→ **Request**
Convert the material into a Markdown table with the columns Row and Line. Begin at the first line of the material and stop after the line that contains "title-bar: File Edit", numbering each line in order and leaving out any blank lines.

--

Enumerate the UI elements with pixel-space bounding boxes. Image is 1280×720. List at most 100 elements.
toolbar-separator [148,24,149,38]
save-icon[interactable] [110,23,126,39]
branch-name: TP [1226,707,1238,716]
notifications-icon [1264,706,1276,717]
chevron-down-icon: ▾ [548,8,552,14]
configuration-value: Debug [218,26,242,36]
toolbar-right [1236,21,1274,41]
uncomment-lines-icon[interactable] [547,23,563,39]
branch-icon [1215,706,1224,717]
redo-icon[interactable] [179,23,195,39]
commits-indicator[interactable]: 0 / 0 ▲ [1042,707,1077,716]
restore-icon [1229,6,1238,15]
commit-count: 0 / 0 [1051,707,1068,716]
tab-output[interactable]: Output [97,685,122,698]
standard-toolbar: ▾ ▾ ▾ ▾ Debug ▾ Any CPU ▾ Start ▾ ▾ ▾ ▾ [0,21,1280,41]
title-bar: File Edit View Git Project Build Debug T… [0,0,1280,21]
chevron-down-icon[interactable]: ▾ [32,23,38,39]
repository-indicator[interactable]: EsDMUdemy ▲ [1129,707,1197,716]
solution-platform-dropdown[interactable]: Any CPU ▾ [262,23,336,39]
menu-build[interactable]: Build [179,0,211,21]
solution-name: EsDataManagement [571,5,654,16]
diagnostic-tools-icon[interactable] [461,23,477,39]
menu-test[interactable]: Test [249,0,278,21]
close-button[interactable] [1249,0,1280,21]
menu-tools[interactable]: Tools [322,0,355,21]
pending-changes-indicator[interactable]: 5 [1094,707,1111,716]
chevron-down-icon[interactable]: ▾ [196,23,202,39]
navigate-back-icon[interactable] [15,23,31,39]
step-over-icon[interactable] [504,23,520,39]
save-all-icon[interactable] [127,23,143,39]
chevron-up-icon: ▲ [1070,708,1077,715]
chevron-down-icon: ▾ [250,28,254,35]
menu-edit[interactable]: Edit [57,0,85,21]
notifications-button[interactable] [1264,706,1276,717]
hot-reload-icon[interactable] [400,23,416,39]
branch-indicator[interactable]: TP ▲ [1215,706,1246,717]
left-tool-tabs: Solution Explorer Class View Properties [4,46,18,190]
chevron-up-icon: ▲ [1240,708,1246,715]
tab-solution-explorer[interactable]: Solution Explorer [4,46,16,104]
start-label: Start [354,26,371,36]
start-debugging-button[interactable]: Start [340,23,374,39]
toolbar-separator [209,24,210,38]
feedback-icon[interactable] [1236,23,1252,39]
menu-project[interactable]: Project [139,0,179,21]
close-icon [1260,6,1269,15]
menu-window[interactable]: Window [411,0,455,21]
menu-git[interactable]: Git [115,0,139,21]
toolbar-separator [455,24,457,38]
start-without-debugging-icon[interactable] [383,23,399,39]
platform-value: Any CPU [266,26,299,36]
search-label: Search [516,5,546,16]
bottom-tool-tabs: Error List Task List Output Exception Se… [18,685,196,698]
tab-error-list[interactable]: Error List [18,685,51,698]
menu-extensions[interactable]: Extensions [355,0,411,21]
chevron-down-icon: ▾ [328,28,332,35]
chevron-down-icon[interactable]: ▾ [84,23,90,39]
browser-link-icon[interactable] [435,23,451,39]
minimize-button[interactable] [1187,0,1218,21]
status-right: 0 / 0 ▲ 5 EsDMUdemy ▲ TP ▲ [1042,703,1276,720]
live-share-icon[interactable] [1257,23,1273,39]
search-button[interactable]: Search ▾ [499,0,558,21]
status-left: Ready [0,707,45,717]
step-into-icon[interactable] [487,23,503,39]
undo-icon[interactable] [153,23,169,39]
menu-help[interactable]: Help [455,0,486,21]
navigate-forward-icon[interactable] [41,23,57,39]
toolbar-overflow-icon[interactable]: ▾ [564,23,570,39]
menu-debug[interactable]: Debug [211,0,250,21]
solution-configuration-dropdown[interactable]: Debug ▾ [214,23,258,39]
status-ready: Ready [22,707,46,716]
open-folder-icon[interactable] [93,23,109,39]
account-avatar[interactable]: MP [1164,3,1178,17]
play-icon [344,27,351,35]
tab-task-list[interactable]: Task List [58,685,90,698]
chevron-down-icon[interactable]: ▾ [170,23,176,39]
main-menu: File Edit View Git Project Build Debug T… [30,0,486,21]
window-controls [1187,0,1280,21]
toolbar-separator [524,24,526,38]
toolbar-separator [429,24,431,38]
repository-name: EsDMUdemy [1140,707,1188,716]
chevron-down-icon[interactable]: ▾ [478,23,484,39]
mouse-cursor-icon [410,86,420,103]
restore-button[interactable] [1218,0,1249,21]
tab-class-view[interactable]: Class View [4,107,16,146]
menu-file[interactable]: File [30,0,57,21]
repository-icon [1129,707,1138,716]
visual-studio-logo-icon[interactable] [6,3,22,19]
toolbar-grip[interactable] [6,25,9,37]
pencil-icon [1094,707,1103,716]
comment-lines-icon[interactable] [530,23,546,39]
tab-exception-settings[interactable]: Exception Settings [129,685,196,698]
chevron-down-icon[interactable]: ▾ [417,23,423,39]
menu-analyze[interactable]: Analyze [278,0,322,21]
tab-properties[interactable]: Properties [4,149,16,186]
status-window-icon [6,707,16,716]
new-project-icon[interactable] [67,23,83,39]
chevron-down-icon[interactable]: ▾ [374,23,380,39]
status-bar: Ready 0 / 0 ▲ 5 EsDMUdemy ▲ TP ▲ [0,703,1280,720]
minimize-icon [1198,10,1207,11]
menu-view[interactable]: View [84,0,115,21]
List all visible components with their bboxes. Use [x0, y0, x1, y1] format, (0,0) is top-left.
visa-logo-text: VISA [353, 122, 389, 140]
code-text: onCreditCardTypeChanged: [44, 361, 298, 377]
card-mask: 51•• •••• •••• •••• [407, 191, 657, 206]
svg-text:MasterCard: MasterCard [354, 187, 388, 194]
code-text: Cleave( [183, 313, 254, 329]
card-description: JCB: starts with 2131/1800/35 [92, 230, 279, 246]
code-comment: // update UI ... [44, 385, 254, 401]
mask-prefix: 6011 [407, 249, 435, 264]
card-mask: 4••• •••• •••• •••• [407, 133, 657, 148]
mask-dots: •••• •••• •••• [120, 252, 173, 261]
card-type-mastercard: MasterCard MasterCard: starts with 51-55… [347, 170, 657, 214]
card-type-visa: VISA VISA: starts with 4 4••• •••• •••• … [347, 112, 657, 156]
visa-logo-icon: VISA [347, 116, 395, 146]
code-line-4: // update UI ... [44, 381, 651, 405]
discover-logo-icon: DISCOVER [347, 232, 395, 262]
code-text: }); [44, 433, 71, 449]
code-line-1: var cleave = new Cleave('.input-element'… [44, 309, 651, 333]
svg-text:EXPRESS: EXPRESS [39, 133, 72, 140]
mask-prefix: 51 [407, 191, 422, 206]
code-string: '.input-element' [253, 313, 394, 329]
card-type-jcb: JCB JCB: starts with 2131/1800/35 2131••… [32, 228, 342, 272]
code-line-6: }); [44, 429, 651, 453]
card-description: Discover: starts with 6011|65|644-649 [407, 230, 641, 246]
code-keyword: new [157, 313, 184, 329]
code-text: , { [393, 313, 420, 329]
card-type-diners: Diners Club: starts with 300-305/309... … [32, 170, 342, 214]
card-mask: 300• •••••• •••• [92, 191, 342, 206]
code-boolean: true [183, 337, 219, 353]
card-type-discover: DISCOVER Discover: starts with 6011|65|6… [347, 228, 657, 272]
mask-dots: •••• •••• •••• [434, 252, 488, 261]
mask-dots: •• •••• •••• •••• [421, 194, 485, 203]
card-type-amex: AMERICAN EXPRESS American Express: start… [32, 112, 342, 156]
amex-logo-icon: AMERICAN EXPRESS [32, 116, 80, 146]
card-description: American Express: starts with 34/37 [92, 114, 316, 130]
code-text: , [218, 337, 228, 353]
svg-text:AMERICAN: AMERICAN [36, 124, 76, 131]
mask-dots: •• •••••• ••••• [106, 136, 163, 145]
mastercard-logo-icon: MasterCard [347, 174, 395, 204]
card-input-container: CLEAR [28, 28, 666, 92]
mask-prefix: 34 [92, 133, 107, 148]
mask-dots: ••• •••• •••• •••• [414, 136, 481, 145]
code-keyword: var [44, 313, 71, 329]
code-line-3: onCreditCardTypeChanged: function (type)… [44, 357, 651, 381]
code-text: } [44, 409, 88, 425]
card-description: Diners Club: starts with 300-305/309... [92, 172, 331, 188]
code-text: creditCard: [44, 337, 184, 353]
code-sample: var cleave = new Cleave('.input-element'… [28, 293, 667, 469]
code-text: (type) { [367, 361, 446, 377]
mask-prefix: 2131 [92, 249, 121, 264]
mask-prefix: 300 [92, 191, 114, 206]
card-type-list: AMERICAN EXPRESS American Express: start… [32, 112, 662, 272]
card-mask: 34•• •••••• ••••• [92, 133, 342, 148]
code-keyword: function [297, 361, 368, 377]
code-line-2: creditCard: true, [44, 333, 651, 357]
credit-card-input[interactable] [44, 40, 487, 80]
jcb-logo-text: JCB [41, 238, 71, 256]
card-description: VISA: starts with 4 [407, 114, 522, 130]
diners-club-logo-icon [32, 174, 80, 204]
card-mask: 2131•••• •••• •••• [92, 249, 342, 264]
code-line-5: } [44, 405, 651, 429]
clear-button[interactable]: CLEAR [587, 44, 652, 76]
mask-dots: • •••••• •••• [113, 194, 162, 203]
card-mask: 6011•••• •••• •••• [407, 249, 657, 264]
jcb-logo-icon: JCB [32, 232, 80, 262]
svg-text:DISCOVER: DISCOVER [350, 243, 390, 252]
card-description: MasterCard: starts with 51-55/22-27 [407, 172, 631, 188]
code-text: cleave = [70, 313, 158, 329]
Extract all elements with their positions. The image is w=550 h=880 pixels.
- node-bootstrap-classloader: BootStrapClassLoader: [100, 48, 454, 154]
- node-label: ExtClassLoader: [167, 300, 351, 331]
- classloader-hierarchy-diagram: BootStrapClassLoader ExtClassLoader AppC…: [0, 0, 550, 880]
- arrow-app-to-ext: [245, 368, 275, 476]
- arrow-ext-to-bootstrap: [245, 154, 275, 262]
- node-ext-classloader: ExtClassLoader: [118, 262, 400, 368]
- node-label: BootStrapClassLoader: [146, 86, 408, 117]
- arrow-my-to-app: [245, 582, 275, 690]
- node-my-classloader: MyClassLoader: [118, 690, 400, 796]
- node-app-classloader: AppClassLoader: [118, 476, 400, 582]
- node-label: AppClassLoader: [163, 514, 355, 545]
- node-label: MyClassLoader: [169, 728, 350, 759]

--

→ **Answer to the exercise**
| Row | Line |
|---|---|
| 1 | Enumerate the UI elements with pixel-space bounding boxes. Image is 1280×720. List at most 100 elements. |
| 2 | toolbar-separator [148,24,149,38] |
| 3 | save-icon[interactable] [110,23,126,39] |
| 4 | branch-name: TP [1226,707,1238,716] |
| 5 | notifications-icon [1264,706,1276,717] |
| 6 | chevron-down-icon: ▾ [548,8,552,14] |
| 7 | configuration-value: Debug [218,26,242,36] |
| 8 | toolbar-right [1236,21,1274,41] |
| 9 | uncomment-lines-icon[interactable] [547,23,563,39] |
| 10 | branch-icon [1215,706,1224,717] |
| 11 | redo-icon[interactable] [179,23,195,39] |
| 12 | commits-indicator[interactable]: 0 / 0 ▲ [1042,707,1077,716] |
| 13 | restore-icon [1229,6,1238,15] |
| 14 | commit-count: 0 / 0 [1051,707,1068,716] |
| 15 | tab-output[interactable]: Output [97,685,122,698] |
| 16 | standard-toolbar: ▾ ▾ ▾ ▾ Debug ▾ Any CPU ▾ Start ▾ ▾ ▾ ▾ [0,21,1280,41] |
| 17 | title-bar: File Edit View Git Project Build Debug T… [0,0,1280,21] |